# [Work item]
Omit every picture, then return each line of the data below exactly.

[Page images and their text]

::::

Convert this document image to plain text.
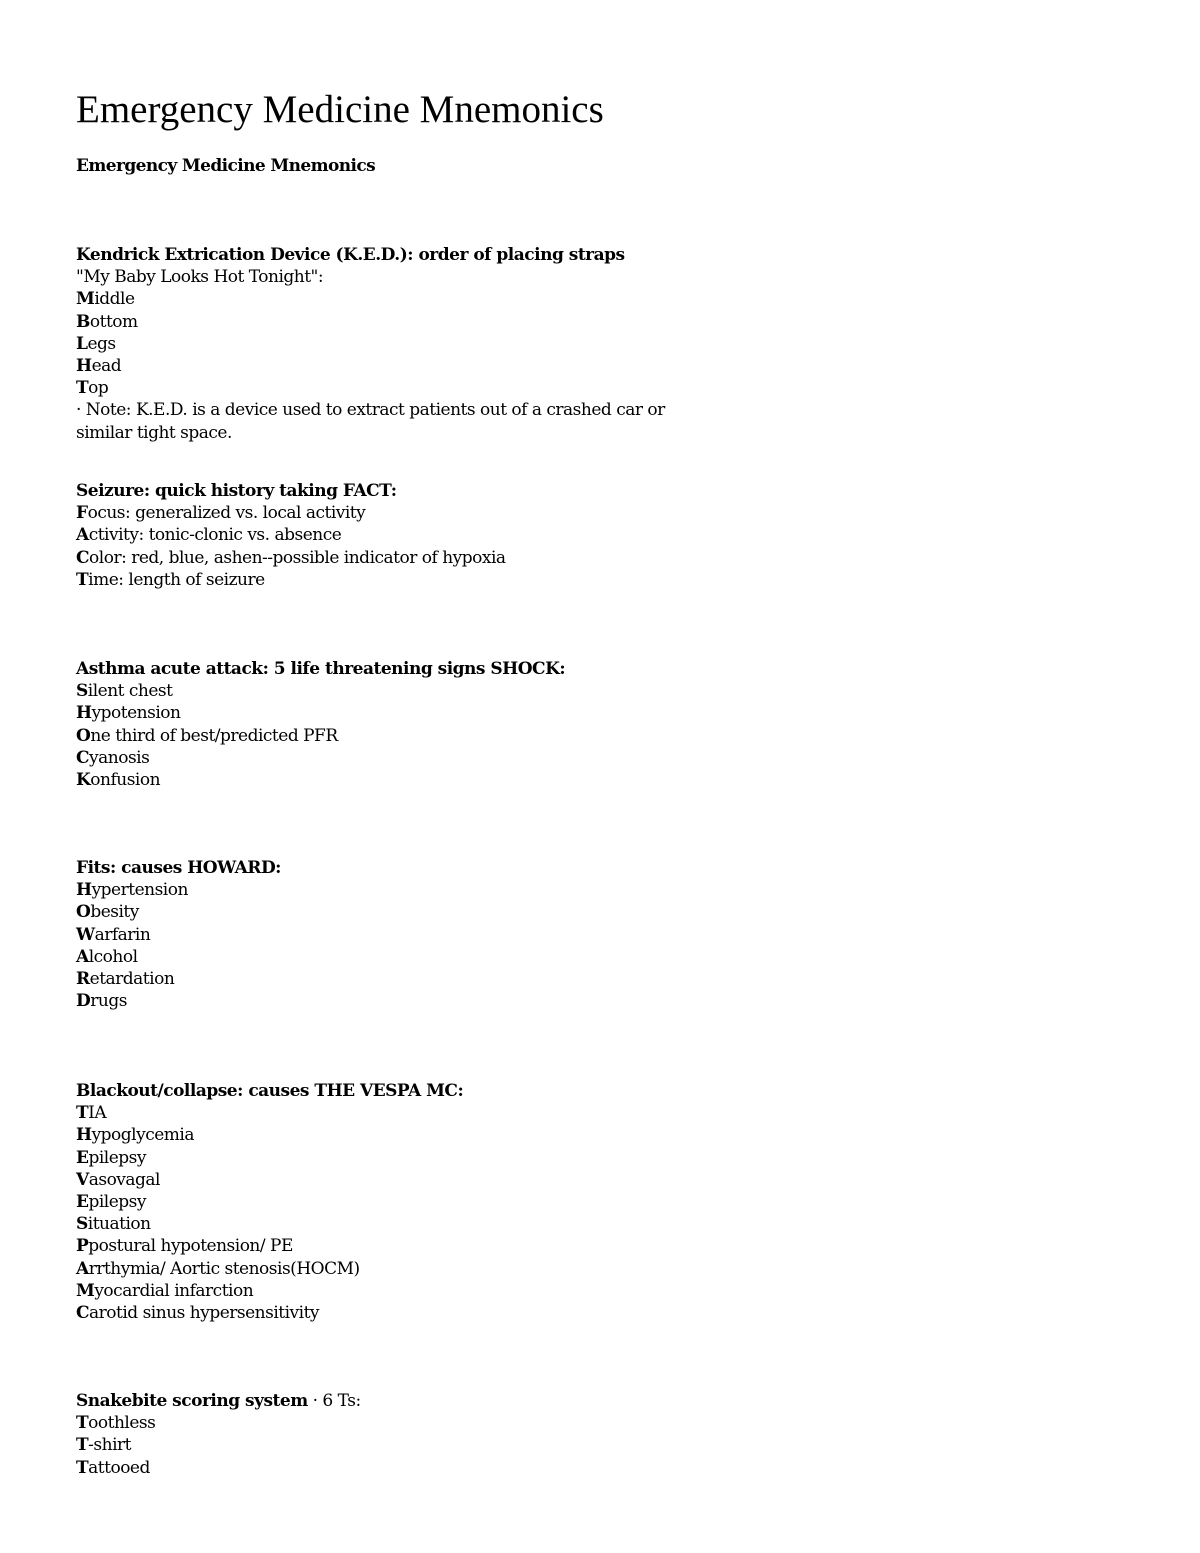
Emergency Medicine Mnemonics
Emergency Medicine Mnemonics
Kendrick Extrication Device (K.E.D.): order of placing straps
"My Baby Looks Hot Tonight":
Middle
Bottom
Legs
Head
Top
· Note: K.E.D. is a device used to extract patients out of a crashed car or similar tight space.
Seizure: quick history taking FACT:
Focus: generalized vs. local activity
Activity: tonic-clonic vs. absence
Color: red, blue, ashen--possible indicator of hypoxia
Time: length of seizure
Asthma acute attack: 5 life threatening signs SHOCK:
Silent chest
Hypotension
One third of best/predicted PFR
Cyanosis
Konfusion
Fits: causes HOWARD:
Hypertension
Obesity
Warfarin
Alcohol
Retardation
Drugs
Blackout/collapse: causes THE VESPA MC:
TIA
Hypoglycemia
Epilepsy
Vasovagal
Epilepsy
Situation
Ppostural hypotension/ PE
Arrthymia/ Aortic stenosis(HOCM)
Myocardial infarction
Carotid sinus hypersensitivity
Snakebite scoring system · 6 Ts:
Toothless
T-shirt
Tattooed
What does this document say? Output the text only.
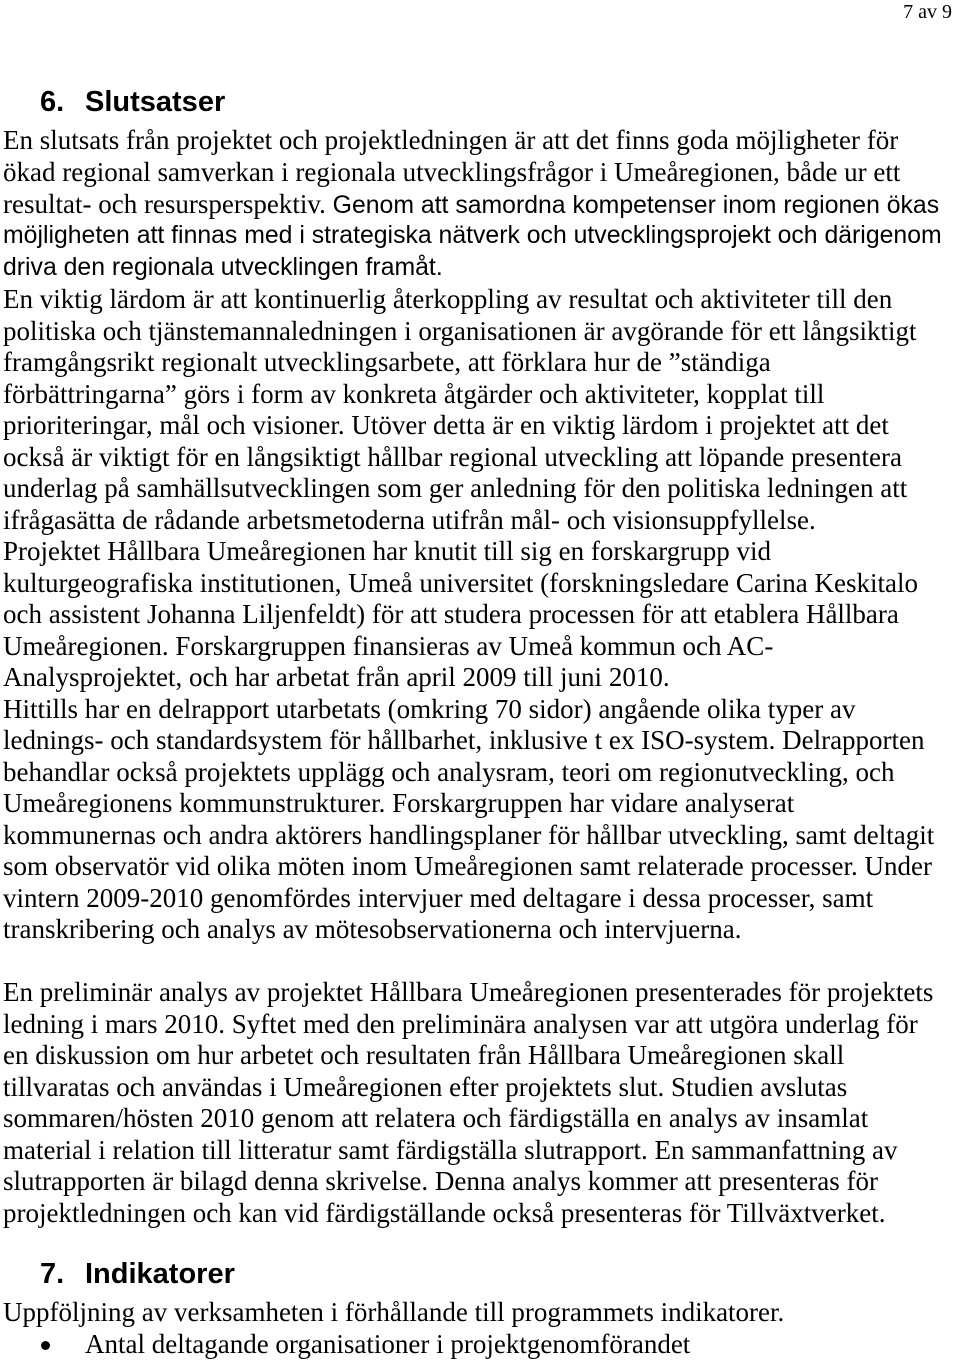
7 av 9
6. Slutsatser
En slutsats från projektet och projektledningen är att det finns goda möjligheter för
ökad regional samverkan i regionala utvecklingsfrågor i Umeåregionen, både ur ett
resultat- och resursperspektiv. Genom att samordna kompetenser inom regionen ökas
möjligheten att finnas med i strategiska nätverk och utvecklingsprojekt och därigenom
driva den regionala utvecklingen framåt.
En viktig lärdom är att kontinuerlig återkoppling av resultat och aktiviteter till den
politiska och tjänstemannaledningen i organisationen är avgörande för ett långsiktigt
framgångsrikt regionalt utvecklingsarbete, att förklara hur de ”ständiga
förbättringarna” görs i form av konkreta åtgärder och aktiviteter, kopplat till
prioriteringar, mål och visioner. Utöver detta är en viktig lärdom i projektet att det
också är viktigt för en långsiktigt hållbar regional utveckling att löpande presentera
underlag på samhällsutvecklingen som ger anledning för den politiska ledningen att
ifrågasätta de rådande arbetsmetoderna utifrån mål- och visionsuppfyllelse.
Projektet Hållbara Umeåregionen har knutit till sig en forskargrupp vid
kulturgeografiska institutionen, Umeå universitet (forskningsledare Carina Keskitalo
och assistent Johanna Liljenfeldt) för att studera processen för att etablera Hållbara
Umeåregionen. Forskargruppen finansieras av Umeå kommun och AC-
Analysprojektet, och har arbetat från april 2009 till juni 2010.
Hittills har en delrapport utarbetats (omkring 70 sidor) angående olika typer av
lednings- och standardsystem för hållbarhet, inklusive t ex ISO-system. Delrapporten
behandlar också projektets upplägg och analysram, teori om regionutveckling, och
Umeåregionens kommunstrukturer. Forskargruppen har vidare analyserat
kommunernas och andra aktörers handlingsplaner för hållbar utveckling, samt deltagit
som observatör vid olika möten inom Umeåregionen samt relaterade processer. Under
vintern 2009-2010 genomfördes intervjuer med deltagare i dessa processer, samt
transkribering och analys av mötesobservationerna och intervjuerna.
En preliminär analys av projektet Hållbara Umeåregionen presenterades för projektets
ledning i mars 2010. Syftet med den preliminära analysen var att utgöra underlag för
en diskussion om hur arbetet och resultaten från Hållbara Umeåregionen skall
tillvaratas och användas i Umeåregionen efter projektets slut. Studien avslutas
sommaren/hösten 2010 genom att relatera och färdigställa en analys av insamlat
material i relation till litteratur samt färdigställa slutrapport. En sammanfattning av
slutrapporten är bilagd denna skrivelse. Denna analys kommer att presenteras för
projektledningen och kan vid färdigställande också presenteras för Tillväxtverket.
7. Indikatorer
Uppföljning av verksamheten i förhållande till programmets indikatorer.
Antal deltagande organisationer i projektgenomförandet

::::

# [Exercise response]
Convert this document image to plain text.
Emergency Medicine Mnemonics
Emergency Medicine Mnemonics
Kendrick Extrication Device (K.E.D.): order of placing straps
"My Baby Looks Hot Tonight":
Middle
Bottom
Legs
Head
Top
· Note: K.E.D. is a device used to extract patients out of a crashed car or similar tight space.
Seizure: quick history taking FACT:
Focus: generalized vs. local activity
Activity: tonic-clonic vs. absence
Color: red, blue, ashen--possible indicator of hypoxia
Time: length of seizure
Asthma acute attack: 5 life threatening signs SHOCK:
Silent chest
Hypotension
One third of best/predicted PFR
Cyanosis
Konfusion
Fits: causes HOWARD:
Hypertension
Obesity
Warfarin
Alcohol
Retardation
Drugs
Blackout/collapse: causes THE VESPA MC:
TIA
Hypoglycemia
Epilepsy
Vasovagal
Epilepsy
Situation
Ppostural hypotension/ PE
Arrthymia/ Aortic stenosis(HOCM)
Myocardial infarction
Carotid sinus hypersensitivity
Snakebite scoring system · 6 Ts:
Toothless
T-shirt
Tattooed
What does this document say? Output the text only.
7 av 9
6. Slutsatser
En slutsats från projektet och projektledningen är att det finns goda möjligheter för
ökad regional samverkan i regionala utvecklingsfrågor i Umeåregionen, både ur ett
resultat- och resursperspektiv. Genom att samordna kompetenser inom regionen ökas
möjligheten att finnas med i strategiska nätverk och utvecklingsprojekt och därigenom
driva den regionala utvecklingen framåt.
En viktig lärdom är att kontinuerlig återkoppling av resultat och aktiviteter till den
politiska och tjänstemannaledningen i organisationen är avgörande för ett långsiktigt
framgångsrikt regionalt utvecklingsarbete, att förklara hur de ”ständiga
förbättringarna” görs i form av konkreta åtgärder och aktiviteter, kopplat till
prioriteringar, mål och visioner. Utöver detta är en viktig lärdom i projektet att det
också är viktigt för en långsiktigt hållbar regional utveckling att löpande presentera
underlag på samhällsutvecklingen som ger anledning för den politiska ledningen att
ifrågasätta de rådande arbetsmetoderna utifrån mål- och visionsuppfyllelse.
Projektet Hållbara Umeåregionen har knutit till sig en forskargrupp vid
kulturgeografiska institutionen, Umeå universitet (forskningsledare Carina Keskitalo
och assistent Johanna Liljenfeldt) för att studera processen för att etablera Hållbara
Umeåregionen. Forskargruppen finansieras av Umeå kommun och AC-
Analysprojektet, och har arbetat från april 2009 till juni 2010.
Hittills har en delrapport utarbetats (omkring 70 sidor) angående olika typer av
lednings- och standardsystem för hållbarhet, inklusive t ex ISO-system. Delrapporten
behandlar också projektets upplägg och analysram, teori om regionutveckling, och
Umeåregionens kommunstrukturer. Forskargruppen har vidare analyserat
kommunernas och andra aktörers handlingsplaner för hållbar utveckling, samt deltagit
som observatör vid olika möten inom Umeåregionen samt relaterade processer. Under
vintern 2009-2010 genomfördes intervjuer med deltagare i dessa processer, samt
transkribering och analys av mötesobservationerna och intervjuerna.
En preliminär analys av projektet Hållbara Umeåregionen presenterades för projektets
ledning i mars 2010. Syftet med den preliminära analysen var att utgöra underlag för
en diskussion om hur arbetet och resultaten från Hållbara Umeåregionen skall
tillvaratas och användas i Umeåregionen efter projektets slut. Studien avslutas
sommaren/hösten 2010 genom att relatera och färdigställa en analys av insamlat
material i relation till litteratur samt färdigställa slutrapport. En sammanfattning av
slutrapporten är bilagd denna skrivelse. Denna analys kommer att presenteras för
projektledningen och kan vid färdigställande också presenteras för Tillväxtverket.
7. Indikatorer
Uppföljning av verksamheten i förhållande till programmets indikatorer.
Antal deltagande organisationer i projektgenomförandet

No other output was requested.